**Records for the exercise:**
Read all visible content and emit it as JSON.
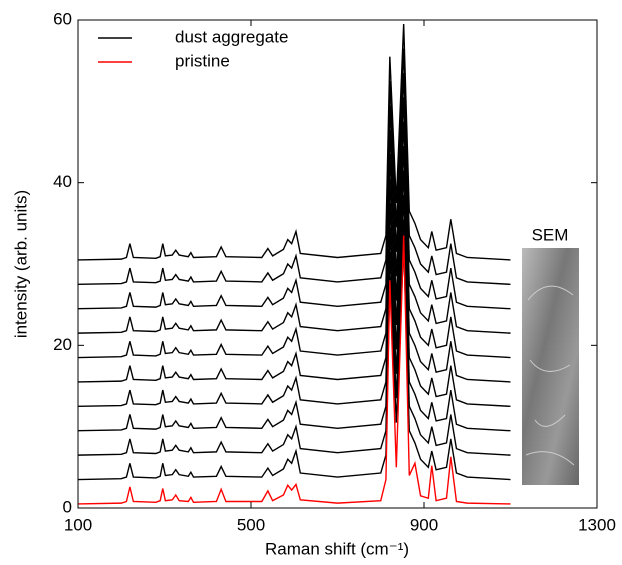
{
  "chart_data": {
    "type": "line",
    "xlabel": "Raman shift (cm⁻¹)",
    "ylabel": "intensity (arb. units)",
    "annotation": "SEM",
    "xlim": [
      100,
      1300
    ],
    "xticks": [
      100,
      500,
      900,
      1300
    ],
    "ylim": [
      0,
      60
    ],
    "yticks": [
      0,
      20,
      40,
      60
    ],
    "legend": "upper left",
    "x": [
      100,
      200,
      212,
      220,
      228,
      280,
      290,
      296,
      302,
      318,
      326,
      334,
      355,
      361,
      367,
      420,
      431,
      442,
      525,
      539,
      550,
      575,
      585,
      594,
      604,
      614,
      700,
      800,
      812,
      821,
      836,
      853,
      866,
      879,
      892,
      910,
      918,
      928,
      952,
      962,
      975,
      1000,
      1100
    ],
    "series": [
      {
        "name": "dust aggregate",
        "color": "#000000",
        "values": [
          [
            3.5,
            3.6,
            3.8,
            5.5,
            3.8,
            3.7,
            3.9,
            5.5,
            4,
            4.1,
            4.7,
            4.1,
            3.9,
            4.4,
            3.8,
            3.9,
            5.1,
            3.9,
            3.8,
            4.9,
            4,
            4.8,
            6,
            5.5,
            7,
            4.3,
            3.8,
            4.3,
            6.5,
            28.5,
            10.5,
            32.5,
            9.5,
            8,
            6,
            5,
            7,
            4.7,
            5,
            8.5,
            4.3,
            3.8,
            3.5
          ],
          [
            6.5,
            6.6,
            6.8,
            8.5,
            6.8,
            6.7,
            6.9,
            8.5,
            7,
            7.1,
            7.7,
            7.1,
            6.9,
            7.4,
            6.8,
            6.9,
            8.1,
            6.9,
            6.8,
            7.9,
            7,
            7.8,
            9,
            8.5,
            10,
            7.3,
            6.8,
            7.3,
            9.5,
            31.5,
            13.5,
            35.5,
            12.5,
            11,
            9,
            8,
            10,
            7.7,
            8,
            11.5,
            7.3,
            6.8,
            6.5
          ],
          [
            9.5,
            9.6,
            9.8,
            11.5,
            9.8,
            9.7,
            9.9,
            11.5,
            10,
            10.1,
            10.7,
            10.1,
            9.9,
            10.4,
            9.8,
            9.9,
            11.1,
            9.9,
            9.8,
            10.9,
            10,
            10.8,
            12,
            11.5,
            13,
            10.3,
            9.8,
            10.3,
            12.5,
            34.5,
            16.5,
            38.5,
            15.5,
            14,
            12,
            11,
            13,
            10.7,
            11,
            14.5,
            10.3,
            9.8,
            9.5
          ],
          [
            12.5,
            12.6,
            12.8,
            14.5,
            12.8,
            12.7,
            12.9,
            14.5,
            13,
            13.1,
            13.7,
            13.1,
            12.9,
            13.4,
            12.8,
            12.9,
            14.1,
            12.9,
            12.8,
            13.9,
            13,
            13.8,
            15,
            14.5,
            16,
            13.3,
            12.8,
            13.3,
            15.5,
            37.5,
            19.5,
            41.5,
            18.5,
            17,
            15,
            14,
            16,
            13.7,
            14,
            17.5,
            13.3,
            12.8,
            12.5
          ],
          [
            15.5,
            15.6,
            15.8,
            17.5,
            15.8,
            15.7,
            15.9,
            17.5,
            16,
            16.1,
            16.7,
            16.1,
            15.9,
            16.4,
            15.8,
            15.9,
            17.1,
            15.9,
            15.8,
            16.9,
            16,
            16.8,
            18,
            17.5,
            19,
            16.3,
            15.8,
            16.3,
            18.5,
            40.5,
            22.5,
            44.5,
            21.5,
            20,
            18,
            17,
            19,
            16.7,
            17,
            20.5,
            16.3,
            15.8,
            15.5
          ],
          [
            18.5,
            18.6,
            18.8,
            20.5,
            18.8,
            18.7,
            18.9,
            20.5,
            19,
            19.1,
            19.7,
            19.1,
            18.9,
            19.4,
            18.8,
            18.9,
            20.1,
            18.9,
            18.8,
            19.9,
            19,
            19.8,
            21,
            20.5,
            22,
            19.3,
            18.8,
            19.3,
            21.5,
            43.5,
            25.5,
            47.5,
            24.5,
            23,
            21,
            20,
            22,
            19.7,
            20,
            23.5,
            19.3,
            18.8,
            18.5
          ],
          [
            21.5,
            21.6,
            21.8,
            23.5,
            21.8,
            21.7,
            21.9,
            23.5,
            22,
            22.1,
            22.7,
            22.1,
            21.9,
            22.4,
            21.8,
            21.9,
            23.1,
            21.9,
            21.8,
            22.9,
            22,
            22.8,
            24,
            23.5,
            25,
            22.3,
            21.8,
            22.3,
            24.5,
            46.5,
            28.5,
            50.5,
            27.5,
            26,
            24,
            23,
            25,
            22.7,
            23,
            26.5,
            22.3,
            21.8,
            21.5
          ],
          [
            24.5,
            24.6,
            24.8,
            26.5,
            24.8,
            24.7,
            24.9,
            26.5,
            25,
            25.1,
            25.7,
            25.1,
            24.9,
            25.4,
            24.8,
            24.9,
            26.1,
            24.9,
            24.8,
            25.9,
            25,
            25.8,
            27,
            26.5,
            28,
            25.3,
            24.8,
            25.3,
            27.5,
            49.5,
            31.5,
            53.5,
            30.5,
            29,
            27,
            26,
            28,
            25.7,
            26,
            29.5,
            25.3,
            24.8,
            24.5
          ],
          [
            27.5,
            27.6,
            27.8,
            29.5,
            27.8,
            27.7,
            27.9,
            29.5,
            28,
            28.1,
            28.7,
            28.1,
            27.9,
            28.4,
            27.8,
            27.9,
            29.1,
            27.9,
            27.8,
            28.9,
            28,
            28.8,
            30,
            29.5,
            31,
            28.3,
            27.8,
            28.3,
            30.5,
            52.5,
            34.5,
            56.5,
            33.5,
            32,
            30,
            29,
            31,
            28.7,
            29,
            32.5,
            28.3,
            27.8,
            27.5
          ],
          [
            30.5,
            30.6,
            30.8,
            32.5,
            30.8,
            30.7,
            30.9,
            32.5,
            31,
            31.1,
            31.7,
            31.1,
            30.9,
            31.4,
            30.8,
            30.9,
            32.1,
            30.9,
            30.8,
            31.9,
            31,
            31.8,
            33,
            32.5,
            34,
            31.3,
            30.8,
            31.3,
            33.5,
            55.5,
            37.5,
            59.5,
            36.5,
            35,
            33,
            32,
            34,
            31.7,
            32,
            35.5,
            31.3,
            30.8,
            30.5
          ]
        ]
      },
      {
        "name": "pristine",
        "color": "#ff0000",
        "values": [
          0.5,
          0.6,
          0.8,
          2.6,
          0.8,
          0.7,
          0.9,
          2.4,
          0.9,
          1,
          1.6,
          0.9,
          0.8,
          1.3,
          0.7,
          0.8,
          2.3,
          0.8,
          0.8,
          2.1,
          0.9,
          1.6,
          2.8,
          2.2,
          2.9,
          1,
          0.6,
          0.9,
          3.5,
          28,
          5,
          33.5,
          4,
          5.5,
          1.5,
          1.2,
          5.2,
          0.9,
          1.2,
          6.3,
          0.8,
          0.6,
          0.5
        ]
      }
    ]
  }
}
* * *
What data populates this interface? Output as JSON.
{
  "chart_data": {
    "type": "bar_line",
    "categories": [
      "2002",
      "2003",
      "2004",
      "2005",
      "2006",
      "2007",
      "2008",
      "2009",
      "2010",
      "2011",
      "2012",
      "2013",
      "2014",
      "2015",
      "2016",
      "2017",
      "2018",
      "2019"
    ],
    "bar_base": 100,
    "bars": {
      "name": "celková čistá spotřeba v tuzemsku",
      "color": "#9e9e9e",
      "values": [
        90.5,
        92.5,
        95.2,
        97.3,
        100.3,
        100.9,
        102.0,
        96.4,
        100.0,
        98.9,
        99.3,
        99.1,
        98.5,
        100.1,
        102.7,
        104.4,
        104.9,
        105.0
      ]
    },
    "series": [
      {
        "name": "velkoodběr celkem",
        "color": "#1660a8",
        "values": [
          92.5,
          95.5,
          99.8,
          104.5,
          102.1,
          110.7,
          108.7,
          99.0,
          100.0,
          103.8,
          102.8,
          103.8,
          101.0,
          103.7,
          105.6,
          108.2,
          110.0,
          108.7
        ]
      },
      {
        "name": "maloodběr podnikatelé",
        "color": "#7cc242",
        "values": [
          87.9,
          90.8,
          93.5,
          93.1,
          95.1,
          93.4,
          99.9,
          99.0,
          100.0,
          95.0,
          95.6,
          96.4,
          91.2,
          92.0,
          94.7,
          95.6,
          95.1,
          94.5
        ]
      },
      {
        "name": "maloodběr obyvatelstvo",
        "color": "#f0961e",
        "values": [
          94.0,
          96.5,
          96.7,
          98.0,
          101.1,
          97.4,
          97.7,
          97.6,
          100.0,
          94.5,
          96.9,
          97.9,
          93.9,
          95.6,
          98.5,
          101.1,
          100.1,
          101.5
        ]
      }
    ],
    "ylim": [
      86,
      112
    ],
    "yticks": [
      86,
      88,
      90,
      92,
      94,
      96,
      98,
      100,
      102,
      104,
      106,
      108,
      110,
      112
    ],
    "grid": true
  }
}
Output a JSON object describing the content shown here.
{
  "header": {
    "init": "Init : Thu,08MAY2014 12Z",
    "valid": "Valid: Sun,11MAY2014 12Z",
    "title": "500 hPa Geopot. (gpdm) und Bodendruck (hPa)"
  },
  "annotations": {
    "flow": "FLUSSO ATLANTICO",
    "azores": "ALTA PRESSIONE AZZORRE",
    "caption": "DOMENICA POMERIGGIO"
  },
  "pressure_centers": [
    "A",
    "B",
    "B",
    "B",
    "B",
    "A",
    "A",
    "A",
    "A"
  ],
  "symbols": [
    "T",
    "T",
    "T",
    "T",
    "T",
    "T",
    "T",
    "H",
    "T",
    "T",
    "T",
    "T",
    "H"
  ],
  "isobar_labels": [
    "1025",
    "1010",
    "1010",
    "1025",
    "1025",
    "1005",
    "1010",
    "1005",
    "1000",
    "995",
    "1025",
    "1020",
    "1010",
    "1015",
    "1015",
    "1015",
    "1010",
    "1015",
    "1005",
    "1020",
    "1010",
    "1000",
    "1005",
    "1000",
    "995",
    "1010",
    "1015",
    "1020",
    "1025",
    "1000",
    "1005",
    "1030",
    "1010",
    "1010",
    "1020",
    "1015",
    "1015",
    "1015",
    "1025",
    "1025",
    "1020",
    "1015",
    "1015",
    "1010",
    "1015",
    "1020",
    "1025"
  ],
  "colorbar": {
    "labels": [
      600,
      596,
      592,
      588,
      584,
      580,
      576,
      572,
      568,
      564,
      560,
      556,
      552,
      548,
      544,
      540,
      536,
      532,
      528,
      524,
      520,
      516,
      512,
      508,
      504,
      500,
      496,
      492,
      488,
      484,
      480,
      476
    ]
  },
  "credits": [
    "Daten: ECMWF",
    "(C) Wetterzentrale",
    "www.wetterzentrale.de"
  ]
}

**Exercise directions:** Select every line in the material above where the string "Output" occurs, and copy it.

**Answer below:**
What data populates this interface? Output as JSON.
Output a JSON object describing the content shown here.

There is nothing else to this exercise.